BEGIN Given entries

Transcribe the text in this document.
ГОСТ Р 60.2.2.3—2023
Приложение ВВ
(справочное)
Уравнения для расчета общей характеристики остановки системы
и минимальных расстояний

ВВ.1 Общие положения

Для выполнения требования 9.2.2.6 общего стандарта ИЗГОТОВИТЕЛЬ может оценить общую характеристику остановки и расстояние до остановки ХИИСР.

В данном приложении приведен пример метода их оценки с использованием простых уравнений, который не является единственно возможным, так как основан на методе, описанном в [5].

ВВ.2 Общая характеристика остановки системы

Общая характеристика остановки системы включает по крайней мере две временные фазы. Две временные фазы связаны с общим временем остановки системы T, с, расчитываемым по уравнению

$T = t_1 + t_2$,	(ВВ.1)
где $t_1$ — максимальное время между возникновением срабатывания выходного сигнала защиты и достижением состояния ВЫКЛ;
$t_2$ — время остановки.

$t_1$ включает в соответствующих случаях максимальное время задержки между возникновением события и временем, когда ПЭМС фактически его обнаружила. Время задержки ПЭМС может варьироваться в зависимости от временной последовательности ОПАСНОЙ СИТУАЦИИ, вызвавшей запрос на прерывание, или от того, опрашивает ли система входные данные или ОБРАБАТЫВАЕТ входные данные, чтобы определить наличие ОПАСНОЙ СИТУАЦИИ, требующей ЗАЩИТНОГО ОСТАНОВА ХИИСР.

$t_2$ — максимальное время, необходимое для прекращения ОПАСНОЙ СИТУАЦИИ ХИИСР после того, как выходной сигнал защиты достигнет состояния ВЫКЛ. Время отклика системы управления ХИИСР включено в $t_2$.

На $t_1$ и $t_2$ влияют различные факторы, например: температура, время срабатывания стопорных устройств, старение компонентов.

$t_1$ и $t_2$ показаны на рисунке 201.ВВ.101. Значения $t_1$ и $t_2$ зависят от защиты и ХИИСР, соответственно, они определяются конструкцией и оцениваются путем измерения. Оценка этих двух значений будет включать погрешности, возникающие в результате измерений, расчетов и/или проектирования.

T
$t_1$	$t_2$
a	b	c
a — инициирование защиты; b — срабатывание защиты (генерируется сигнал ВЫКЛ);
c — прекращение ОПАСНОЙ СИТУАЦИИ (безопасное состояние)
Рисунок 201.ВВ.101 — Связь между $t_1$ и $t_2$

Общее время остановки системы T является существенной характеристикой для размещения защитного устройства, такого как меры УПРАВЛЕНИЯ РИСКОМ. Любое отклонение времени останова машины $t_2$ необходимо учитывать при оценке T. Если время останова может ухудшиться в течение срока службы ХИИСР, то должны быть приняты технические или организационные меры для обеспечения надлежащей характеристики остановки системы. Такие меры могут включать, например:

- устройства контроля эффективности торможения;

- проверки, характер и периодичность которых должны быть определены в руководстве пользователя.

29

END Given entries

What is expected =
Output each record precisely as given.

Solved exercise =
Transcribe the text in this document.
ГОСТ Р 60.2.2.3—2023
Приложение ВВ
(справочное)
Уравнения для расчета общей характеристики остановки системы
и минимальных расстояний

ВВ.1 Общие положения

Для выполнения требования 9.2.2.6 общего стандарта ИЗГОТОВИТЕЛЬ может оценить общую характеристику остановки и расстояние до остановки ХИИСР.

В данном приложении приведен пример метода их оценки с использованием простых уравнений, который не является единственно возможным, так как основан на методе, описанном в [5].

ВВ.2 Общая характеристика остановки системы

Общая характеристика остановки системы включает по крайней мере две временные фазы. Две временные фазы связаны с общим временем остановки системы T, с, расчитываемым по уравнению

$T = t_1 + t_2$,	(ВВ.1)
где $t_1$ — максимальное время между возникновением срабатывания выходного сигнала защиты и достижением состояния ВЫКЛ;
$t_2$ — время остановки.

$t_1$ включает в соответствующих случаях максимальное время задержки между возникновением события и временем, когда ПЭМС фактически его обнаружила. Время задержки ПЭМС может варьироваться в зависимости от временной последовательности ОПАСНОЙ СИТУАЦИИ, вызвавшей запрос на прерывание, или от того, опрашивает ли система входные данные или ОБРАБАТЫВАЕТ входные данные, чтобы определить наличие ОПАСНОЙ СИТУАЦИИ, требующей ЗАЩИТНОГО ОСТАНОВА ХИИСР.

$t_2$ — максимальное время, необходимое для прекращения ОПАСНОЙ СИТУАЦИИ ХИИСР после того, как выходной сигнал защиты достигнет состояния ВЫКЛ. Время отклика системы управления ХИИСР включено в $t_2$.

На $t_1$ и $t_2$ влияют различные факторы, например: температура, время срабатывания стопорных устройств, старение компонентов.

$t_1$ и $t_2$ показаны на рисунке 201.ВВ.101. Значения $t_1$ и $t_2$ зависят от защиты и ХИИСР, соответственно, они определяются конструкцией и оцениваются путем измерения. Оценка этих двух значений будет включать погрешности, возникающие в результате измерений, расчетов и/или проектирования.

T
$t_1$	$t_2$
a	b	c
a — инициирование защиты; b — срабатывание защиты (генерируется сигнал ВЫКЛ);
c — прекращение ОПАСНОЙ СИТУАЦИИ (безопасное состояние)
Рисунок 201.ВВ.101 — Связь между $t_1$ и $t_2$

Общее время остановки системы T является существенной характеристикой для размещения защитного устройства, такого как меры УПРАВЛЕНИЯ РИСКОМ. Любое отклонение времени останова машины $t_2$ необходимо учитывать при оценке T. Если время останова может ухудшиться в течение срока службы ХИИСР, то должны быть приняты технические или организационные меры для обеспечения надлежащей характеристики остановки системы. Такие меры могут включать, например:

- устройства контроля эффективности торможения;

- проверки, характер и периодичность которых должны быть определены в руководстве пользователя.

29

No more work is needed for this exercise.